## [LISTED ENTRIES]
_____
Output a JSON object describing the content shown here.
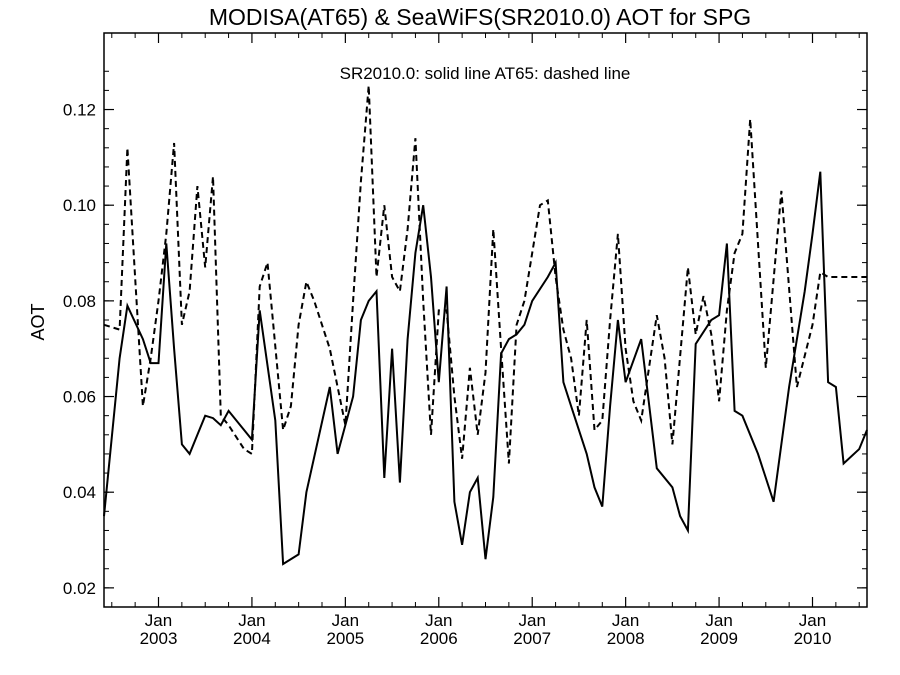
{
  "chart_data": {
    "type": "line",
    "title": "MODISA(AT65) & SeaWiFS(SR2010.0)  AOT for SPG",
    "annotation": "SR2010.0: solid line   AT65: dashed line",
    "xlabel": "",
    "ylabel": "AOT",
    "xlim": [
      "2002-06",
      "2010-08"
    ],
    "ylim": [
      0.016,
      0.136
    ],
    "yticks": [
      0.02,
      0.04,
      0.06,
      0.08,
      0.1,
      0.12
    ],
    "ytick_labels": [
      "0.02",
      "0.04",
      "0.06",
      "0.08",
      "0.10",
      "0.12"
    ],
    "xtick_months": [
      "2003-01",
      "2004-01",
      "2005-01",
      "2006-01",
      "2007-01",
      "2008-01",
      "2009-01",
      "2010-01"
    ],
    "xtick_labels": [
      {
        "month": "Jan",
        "year": "2003"
      },
      {
        "month": "Jan",
        "year": "2004"
      },
      {
        "month": "Jan",
        "year": "2005"
      },
      {
        "month": "Jan",
        "year": "2006"
      },
      {
        "month": "Jan",
        "year": "2007"
      },
      {
        "month": "Jan",
        "year": "2008"
      },
      {
        "month": "Jan",
        "year": "2009"
      },
      {
        "month": "Jan",
        "year": "2010"
      }
    ],
    "series": [
      {
        "style": "solid",
        "x": [
          "2002-06",
          "2002-08",
          "2002-09",
          "2002-11",
          "2002-12",
          "2003-01",
          "2003-02",
          "2003-03",
          "2003-04",
          "2003-05",
          "2003-06",
          "2003-07",
          "2003-08",
          "2003-09",
          "2003-10",
          "2003-12",
          "2004-01",
          "2004-02",
          "2004-04",
          "2004-05",
          "2004-07",
          "2004-08",
          "2004-11",
          "2004-12",
          "2005-02",
          "2005-03",
          "2005-04",
          "2005-05",
          "2005-06",
          "2005-07",
          "2005-08",
          "2005-09",
          "2005-10",
          "2005-11",
          "2005-12",
          "2006-01",
          "2006-02",
          "2006-03",
          "2006-04",
          "2006-05",
          "2006-06",
          "2006-07",
          "2006-08",
          "2006-09",
          "2006-10",
          "2006-11",
          "2006-12",
          "2007-01",
          "2007-03",
          "2007-04",
          "2007-05",
          "2007-06",
          "2007-08",
          "2007-09",
          "2007-10",
          "2007-11",
          "2007-12",
          "2008-01",
          "2008-03",
          "2008-05",
          "2008-07",
          "2008-08",
          "2008-09",
          "2008-10",
          "2008-12",
          "2009-01",
          "2009-02",
          "2009-03",
          "2009-04",
          "2009-06",
          "2009-08",
          "2009-10",
          "2009-12",
          "2010-01",
          "2010-02",
          "2010-03",
          "2010-04",
          "2010-05",
          "2010-07",
          "2010-08"
        ],
        "y": [
          0.035,
          0.068,
          0.079,
          0.072,
          0.067,
          0.067,
          0.092,
          0.07,
          0.05,
          0.048,
          0.052,
          0.056,
          0.0555,
          0.054,
          0.057,
          0.053,
          0.051,
          0.078,
          0.055,
          0.025,
          0.027,
          0.04,
          0.062,
          0.048,
          0.06,
          0.076,
          0.08,
          0.082,
          0.043,
          0.07,
          0.042,
          0.072,
          0.09,
          0.1,
          0.085,
          0.063,
          0.083,
          0.038,
          0.029,
          0.04,
          0.043,
          0.026,
          0.039,
          0.069,
          0.072,
          0.073,
          0.075,
          0.08,
          0.085,
          0.088,
          0.063,
          0.058,
          0.048,
          0.041,
          0.037,
          0.058,
          0.076,
          0.063,
          0.072,
          0.045,
          0.041,
          0.035,
          0.032,
          0.071,
          0.076,
          0.077,
          0.092,
          0.057,
          0.056,
          0.048,
          0.038,
          0.062,
          0.082,
          0.094,
          0.107,
          0.063,
          0.062,
          0.046,
          0.049,
          0.053
        ]
      },
      {
        "style": "dashed",
        "x": [
          "2002-06",
          "2002-08",
          "2002-09",
          "2002-10",
          "2002-11",
          "2002-12",
          "2003-01",
          "2003-02",
          "2003-03",
          "2003-04",
          "2003-05",
          "2003-06",
          "2003-07",
          "2003-08",
          "2003-09",
          "2003-10",
          "2003-12",
          "2004-01",
          "2004-02",
          "2004-03",
          "2004-05",
          "2004-06",
          "2004-07",
          "2004-08",
          "2004-09",
          "2004-11",
          "2005-01",
          "2005-02",
          "2005-03",
          "2005-04",
          "2005-05",
          "2005-06",
          "2005-07",
          "2005-08",
          "2005-09",
          "2005-10",
          "2005-11",
          "2005-12",
          "2006-01",
          "2006-02",
          "2006-03",
          "2006-04",
          "2006-05",
          "2006-06",
          "2006-07",
          "2006-08",
          "2006-09",
          "2006-10",
          "2006-11",
          "2006-12",
          "2007-01",
          "2007-02",
          "2007-03",
          "2007-04",
          "2007-05",
          "2007-06",
          "2007-07",
          "2007-08",
          "2007-09",
          "2007-10",
          "2007-11",
          "2007-12",
          "2008-01",
          "2008-02",
          "2008-03",
          "2008-05",
          "2008-06",
          "2008-07",
          "2008-09",
          "2008-10",
          "2008-11",
          "2008-12",
          "2009-01",
          "2009-02",
          "2009-03",
          "2009-04",
          "2009-05",
          "2009-07",
          "2009-09",
          "2009-11",
          "2010-01",
          "2010-02",
          "2010-03",
          "2010-04",
          "2010-05",
          "2010-06",
          "2010-07",
          "2010-08"
        ],
        "y": [
          0.075,
          0.074,
          0.112,
          0.085,
          0.058,
          0.068,
          0.08,
          0.094,
          0.113,
          0.075,
          0.082,
          0.104,
          0.087,
          0.106,
          0.056,
          0.054,
          0.049,
          0.048,
          0.083,
          0.088,
          0.053,
          0.058,
          0.075,
          0.084,
          0.08,
          0.07,
          0.054,
          0.08,
          0.105,
          0.125,
          0.085,
          0.1,
          0.085,
          0.082,
          0.095,
          0.114,
          0.08,
          0.052,
          0.078,
          0.078,
          0.06,
          0.047,
          0.066,
          0.052,
          0.065,
          0.095,
          0.07,
          0.046,
          0.075,
          0.08,
          0.09,
          0.1,
          0.101,
          0.085,
          0.074,
          0.068,
          0.056,
          0.076,
          0.053,
          0.055,
          0.076,
          0.094,
          0.07,
          0.059,
          0.055,
          0.077,
          0.068,
          0.05,
          0.087,
          0.073,
          0.081,
          0.073,
          0.059,
          0.078,
          0.09,
          0.094,
          0.118,
          0.066,
          0.103,
          0.062,
          0.075,
          0.086,
          0.085,
          0.085,
          0.085,
          0.085,
          0.085,
          0.085
        ]
      }
    ]
  }
}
_____
## [TASK INSTRUCTIONS]
Copy every line above in which the string "solid" shows up.

## [SOLUTION]
    "annotation": "SR2010.0: solid line   AT65: dashed line",
        "style": "solid",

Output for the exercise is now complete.